→ **To be done**
Gather every line below where "Store" appears.

→ **Items**
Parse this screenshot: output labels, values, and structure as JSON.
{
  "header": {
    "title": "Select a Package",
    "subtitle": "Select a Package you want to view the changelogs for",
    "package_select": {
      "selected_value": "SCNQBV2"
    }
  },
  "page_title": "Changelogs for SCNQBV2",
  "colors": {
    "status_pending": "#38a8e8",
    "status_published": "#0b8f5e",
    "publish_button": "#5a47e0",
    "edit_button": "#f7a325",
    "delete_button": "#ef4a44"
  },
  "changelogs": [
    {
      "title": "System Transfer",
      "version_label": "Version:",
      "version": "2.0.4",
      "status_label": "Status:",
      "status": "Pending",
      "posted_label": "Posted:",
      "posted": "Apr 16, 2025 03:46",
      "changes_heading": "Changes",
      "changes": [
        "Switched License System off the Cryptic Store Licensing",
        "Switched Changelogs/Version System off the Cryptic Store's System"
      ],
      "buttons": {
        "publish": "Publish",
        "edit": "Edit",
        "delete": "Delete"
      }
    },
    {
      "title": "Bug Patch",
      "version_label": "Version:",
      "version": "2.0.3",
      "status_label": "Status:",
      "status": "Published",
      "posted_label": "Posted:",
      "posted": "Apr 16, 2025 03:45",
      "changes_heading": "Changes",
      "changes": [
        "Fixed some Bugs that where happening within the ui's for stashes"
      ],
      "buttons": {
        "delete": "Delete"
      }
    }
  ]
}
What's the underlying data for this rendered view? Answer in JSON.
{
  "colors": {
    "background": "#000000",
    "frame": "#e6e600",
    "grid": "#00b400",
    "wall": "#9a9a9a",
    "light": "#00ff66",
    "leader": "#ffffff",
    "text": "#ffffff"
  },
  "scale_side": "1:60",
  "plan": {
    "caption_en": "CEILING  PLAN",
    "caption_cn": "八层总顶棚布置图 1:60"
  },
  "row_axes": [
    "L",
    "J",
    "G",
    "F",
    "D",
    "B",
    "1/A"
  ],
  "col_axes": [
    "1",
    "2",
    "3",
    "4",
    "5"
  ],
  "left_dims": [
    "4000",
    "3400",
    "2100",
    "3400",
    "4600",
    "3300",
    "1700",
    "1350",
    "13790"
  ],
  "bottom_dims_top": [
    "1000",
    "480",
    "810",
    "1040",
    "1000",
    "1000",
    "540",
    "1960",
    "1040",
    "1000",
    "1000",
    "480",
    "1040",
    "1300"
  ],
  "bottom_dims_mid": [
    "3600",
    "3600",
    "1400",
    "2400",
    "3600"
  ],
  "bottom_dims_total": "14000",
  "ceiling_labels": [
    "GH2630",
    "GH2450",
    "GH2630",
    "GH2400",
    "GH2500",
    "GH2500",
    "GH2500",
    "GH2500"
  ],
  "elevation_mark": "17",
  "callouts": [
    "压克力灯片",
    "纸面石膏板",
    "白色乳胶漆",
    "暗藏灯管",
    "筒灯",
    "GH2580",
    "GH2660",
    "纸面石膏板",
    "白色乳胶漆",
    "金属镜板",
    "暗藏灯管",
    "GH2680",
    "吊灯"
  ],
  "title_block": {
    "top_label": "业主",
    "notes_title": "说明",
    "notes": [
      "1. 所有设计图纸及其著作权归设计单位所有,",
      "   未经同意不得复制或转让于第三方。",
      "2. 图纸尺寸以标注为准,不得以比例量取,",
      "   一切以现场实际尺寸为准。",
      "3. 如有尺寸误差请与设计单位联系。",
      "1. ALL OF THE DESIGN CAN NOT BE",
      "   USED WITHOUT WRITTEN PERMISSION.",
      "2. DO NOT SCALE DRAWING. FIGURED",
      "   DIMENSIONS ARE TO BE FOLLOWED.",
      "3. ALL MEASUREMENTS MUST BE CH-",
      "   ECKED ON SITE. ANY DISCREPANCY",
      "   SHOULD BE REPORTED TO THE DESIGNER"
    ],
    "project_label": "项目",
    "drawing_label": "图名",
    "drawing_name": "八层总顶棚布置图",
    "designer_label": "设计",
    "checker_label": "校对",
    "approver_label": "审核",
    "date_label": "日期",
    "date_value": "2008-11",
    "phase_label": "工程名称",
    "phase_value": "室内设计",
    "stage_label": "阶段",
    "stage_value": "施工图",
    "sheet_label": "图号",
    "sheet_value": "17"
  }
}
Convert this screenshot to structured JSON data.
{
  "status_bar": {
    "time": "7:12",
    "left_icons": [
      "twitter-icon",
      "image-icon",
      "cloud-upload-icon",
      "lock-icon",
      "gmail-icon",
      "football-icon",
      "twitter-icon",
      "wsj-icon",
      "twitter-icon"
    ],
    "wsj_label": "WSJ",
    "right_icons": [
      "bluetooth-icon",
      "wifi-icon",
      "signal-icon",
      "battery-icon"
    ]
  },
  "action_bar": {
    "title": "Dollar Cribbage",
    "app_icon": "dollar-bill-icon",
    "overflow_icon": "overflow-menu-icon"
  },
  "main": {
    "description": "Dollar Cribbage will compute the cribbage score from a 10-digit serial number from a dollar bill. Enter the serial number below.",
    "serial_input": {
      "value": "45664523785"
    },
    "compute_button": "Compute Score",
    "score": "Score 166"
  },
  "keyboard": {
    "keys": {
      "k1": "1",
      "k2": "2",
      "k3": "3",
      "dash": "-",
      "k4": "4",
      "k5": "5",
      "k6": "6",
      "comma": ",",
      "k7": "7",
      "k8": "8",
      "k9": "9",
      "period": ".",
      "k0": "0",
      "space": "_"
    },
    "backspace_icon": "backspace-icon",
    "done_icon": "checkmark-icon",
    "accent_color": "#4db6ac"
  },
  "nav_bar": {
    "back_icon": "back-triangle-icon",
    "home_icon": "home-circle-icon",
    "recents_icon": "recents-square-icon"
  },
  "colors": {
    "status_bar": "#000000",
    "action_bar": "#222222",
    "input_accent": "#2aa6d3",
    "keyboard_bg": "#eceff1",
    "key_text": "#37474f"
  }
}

→ **Answer to the exercise**
        "Switched License System off the Cryptic Store Licensing",
        "Switched Changelogs/Version System off the Cryptic Store's System"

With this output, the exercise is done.